(Saved entries)
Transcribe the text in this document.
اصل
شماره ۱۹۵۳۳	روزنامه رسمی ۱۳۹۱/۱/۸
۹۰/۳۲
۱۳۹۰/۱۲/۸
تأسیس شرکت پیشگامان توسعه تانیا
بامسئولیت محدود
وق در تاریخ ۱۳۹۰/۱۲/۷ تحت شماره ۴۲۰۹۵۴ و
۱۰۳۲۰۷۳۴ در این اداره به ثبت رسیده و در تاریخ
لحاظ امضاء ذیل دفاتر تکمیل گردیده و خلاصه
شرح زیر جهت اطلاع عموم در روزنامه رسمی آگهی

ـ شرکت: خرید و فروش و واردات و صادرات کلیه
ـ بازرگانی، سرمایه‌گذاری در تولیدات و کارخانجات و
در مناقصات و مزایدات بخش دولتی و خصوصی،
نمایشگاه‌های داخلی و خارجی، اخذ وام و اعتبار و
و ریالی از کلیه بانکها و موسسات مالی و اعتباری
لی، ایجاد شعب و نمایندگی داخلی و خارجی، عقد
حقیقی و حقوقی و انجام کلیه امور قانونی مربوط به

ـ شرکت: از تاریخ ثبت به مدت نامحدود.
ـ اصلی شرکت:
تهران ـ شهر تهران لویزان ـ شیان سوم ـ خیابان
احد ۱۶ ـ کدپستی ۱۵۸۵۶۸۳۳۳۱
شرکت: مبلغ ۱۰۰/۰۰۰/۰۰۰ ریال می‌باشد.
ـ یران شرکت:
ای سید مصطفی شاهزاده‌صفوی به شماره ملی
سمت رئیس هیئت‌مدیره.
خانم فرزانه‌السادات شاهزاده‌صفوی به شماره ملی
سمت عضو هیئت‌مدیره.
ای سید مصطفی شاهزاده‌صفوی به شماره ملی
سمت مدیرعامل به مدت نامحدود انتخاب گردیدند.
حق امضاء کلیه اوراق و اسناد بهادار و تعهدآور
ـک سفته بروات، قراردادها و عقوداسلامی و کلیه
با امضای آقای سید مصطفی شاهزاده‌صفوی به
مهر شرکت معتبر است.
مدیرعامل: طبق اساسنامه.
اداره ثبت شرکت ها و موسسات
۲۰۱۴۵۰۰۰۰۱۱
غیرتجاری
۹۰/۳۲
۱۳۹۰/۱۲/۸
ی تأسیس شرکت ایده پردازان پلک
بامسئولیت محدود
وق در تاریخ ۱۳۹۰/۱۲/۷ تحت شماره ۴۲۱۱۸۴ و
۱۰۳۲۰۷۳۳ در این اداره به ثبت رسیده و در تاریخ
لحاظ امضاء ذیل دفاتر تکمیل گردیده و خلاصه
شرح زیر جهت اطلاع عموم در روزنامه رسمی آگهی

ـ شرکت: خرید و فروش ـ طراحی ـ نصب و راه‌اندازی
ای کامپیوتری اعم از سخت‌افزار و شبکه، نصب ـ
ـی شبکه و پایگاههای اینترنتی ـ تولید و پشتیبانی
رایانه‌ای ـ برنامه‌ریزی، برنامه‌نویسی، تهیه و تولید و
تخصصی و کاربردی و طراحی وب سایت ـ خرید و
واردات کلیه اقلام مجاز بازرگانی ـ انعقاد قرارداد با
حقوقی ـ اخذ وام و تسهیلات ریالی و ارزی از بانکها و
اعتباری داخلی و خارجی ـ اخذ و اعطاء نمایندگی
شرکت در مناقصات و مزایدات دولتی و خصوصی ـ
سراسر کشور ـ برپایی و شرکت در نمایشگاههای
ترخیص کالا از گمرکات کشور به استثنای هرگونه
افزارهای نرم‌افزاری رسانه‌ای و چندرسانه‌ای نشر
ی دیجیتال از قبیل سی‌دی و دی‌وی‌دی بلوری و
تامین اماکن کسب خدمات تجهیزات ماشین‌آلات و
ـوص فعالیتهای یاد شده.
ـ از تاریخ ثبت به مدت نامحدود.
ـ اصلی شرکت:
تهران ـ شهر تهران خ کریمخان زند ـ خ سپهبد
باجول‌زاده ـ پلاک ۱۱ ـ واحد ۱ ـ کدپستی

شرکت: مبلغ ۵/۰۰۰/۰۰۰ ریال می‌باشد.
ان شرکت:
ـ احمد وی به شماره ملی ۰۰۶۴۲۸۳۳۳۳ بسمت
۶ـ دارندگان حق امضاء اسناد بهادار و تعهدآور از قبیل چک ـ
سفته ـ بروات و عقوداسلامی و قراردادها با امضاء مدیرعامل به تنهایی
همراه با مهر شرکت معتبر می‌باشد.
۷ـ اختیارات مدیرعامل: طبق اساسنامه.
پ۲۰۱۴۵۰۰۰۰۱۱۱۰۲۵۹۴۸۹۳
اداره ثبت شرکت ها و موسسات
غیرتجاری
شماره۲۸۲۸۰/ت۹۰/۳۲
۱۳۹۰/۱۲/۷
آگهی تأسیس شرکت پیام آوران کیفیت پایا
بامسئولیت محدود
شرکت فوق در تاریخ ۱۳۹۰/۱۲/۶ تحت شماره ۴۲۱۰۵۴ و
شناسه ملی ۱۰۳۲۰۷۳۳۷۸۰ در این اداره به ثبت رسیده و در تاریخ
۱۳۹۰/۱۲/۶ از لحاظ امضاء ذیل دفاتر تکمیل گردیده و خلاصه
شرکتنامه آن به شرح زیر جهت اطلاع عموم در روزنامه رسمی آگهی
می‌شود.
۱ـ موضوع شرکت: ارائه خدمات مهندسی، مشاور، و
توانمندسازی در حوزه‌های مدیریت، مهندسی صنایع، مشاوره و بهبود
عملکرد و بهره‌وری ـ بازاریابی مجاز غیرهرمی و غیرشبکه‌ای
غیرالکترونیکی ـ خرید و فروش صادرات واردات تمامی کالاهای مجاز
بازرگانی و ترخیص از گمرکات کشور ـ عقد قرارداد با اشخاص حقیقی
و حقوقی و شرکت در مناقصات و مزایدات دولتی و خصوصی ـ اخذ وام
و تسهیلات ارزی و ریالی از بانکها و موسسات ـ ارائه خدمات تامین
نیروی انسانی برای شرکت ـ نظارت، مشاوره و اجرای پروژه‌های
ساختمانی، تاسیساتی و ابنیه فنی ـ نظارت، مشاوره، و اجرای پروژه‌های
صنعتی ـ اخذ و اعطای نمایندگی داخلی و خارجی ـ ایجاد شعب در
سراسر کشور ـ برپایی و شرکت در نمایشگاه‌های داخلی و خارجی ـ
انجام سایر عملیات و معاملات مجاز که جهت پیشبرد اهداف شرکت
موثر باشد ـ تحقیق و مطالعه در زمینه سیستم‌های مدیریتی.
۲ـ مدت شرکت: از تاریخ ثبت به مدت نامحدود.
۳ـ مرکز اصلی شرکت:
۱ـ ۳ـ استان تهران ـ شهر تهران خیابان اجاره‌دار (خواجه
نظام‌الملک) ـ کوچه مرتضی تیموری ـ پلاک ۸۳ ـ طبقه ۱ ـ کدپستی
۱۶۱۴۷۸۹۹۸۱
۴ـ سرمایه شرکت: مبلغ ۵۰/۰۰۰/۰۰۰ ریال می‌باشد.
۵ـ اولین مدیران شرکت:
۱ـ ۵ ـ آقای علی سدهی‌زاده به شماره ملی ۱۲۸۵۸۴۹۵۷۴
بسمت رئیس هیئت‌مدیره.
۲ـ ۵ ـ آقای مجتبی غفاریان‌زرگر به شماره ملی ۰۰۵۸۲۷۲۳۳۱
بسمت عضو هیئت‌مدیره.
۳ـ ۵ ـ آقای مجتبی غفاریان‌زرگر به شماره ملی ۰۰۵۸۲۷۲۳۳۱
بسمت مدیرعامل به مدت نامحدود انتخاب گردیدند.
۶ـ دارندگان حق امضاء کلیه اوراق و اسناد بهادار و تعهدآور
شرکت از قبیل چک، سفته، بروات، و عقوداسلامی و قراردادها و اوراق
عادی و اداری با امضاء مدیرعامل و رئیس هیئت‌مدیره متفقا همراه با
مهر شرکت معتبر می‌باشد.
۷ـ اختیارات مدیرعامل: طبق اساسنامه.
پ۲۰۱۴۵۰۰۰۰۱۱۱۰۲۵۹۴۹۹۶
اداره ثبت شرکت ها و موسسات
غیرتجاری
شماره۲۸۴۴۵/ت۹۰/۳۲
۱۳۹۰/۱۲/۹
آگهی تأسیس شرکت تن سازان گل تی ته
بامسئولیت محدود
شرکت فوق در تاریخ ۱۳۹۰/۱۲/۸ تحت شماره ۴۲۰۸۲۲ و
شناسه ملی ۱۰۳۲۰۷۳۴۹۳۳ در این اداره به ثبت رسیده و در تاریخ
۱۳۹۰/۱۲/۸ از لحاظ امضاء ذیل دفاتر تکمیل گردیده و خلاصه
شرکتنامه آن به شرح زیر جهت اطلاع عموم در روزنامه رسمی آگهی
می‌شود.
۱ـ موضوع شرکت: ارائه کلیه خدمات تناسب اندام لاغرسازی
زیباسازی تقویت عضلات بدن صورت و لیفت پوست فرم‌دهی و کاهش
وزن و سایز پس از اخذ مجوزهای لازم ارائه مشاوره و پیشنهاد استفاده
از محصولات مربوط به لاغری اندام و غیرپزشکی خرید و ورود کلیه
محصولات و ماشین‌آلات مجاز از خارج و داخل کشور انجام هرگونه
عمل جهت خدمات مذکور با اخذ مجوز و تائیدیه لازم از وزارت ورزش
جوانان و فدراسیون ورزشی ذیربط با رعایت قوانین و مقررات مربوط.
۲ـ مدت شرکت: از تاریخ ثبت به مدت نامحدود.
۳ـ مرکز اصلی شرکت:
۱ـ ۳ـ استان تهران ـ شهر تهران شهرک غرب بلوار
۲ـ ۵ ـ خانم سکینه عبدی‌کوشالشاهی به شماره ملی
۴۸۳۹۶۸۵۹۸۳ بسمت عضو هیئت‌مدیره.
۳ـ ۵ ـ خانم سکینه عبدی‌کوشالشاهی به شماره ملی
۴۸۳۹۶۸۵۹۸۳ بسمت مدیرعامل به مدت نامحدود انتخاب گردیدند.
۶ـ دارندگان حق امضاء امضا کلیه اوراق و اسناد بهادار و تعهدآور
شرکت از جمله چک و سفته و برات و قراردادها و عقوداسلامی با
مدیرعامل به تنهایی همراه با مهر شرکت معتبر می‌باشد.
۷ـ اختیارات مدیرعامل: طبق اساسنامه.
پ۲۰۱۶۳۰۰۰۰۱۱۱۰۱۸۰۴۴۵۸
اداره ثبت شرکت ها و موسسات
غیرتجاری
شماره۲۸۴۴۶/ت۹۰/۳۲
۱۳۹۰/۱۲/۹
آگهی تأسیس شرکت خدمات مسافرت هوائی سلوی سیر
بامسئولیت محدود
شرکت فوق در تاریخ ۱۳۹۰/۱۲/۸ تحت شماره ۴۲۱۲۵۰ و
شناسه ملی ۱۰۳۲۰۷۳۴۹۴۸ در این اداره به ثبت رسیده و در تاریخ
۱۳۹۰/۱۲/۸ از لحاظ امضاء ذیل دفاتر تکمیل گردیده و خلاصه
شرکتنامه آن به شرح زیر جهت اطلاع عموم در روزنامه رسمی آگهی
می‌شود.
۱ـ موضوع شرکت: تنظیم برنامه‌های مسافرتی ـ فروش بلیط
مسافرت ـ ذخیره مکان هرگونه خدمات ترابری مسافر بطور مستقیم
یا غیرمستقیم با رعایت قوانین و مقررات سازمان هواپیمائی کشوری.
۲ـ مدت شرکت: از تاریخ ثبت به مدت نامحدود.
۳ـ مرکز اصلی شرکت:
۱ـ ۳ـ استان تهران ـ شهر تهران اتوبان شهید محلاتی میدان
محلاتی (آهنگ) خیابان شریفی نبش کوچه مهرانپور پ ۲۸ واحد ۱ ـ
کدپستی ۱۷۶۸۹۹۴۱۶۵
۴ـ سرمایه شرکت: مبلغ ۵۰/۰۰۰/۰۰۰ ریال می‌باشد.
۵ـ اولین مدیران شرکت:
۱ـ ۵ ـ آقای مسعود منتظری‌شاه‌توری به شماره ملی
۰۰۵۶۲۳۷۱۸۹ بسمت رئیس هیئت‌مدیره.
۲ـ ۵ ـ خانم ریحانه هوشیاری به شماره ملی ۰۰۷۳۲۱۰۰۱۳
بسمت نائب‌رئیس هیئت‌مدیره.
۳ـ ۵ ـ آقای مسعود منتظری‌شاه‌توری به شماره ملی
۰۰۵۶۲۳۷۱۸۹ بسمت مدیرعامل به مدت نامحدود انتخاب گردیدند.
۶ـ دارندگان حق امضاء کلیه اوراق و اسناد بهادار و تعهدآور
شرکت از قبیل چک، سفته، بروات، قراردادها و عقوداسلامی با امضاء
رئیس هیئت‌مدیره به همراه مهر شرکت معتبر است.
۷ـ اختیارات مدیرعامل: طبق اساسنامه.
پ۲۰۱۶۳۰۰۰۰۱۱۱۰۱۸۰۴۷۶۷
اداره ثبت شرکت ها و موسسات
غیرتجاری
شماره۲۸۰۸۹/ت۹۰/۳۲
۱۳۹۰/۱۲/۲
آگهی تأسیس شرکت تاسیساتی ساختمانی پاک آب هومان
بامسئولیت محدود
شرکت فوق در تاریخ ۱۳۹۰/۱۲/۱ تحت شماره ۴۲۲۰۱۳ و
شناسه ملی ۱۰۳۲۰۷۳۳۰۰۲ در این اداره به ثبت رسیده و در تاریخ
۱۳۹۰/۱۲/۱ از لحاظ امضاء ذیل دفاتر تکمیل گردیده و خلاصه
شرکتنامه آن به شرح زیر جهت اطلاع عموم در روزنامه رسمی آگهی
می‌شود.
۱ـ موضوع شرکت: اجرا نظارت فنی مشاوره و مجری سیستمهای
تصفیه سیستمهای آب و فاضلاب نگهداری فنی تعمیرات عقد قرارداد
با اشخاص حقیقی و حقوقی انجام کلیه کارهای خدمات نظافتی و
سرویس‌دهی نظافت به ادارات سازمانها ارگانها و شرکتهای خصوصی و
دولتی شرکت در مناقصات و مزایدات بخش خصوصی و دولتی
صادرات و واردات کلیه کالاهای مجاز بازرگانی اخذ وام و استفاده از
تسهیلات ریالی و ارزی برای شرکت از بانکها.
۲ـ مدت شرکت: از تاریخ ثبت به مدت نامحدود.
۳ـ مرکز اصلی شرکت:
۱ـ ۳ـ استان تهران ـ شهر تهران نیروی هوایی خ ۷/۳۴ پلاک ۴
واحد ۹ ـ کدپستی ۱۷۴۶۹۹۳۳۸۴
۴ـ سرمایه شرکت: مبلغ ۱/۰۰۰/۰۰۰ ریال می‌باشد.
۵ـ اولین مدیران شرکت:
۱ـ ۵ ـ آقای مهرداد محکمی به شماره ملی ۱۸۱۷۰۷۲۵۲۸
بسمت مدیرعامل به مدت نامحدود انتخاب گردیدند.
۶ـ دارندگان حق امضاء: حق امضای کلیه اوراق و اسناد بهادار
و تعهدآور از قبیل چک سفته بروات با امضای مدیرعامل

Given problem -
Collect every line above that contains the word "باشد".

The output -
شرکت: مبلغ ۱۰۰/۰۰۰/۰۰۰ ریال می‌باشد.
شرکت: مبلغ ۵/۰۰۰/۰۰۰ ریال می‌باشد.
همراه با مهر شرکت معتبر می‌باشد.
موثر باشد ـ تحقیق و مطالعه در زمینه سیستم‌های مدیریتی.
۴ـ سرمایه شرکت: مبلغ ۵۰/۰۰۰/۰۰۰ ریال می‌باشد.
مهر شرکت معتبر می‌باشد.
مدیرعامل به تنهایی همراه با مهر شرکت معتبر می‌باشد.
۴ـ سرمایه شرکت: مبلغ ۵۰/۰۰۰/۰۰۰ ریال می‌باشد.
۴ـ سرمایه شرکت: مبلغ ۱/۰۰۰/۰۰۰ ریال می‌باشد.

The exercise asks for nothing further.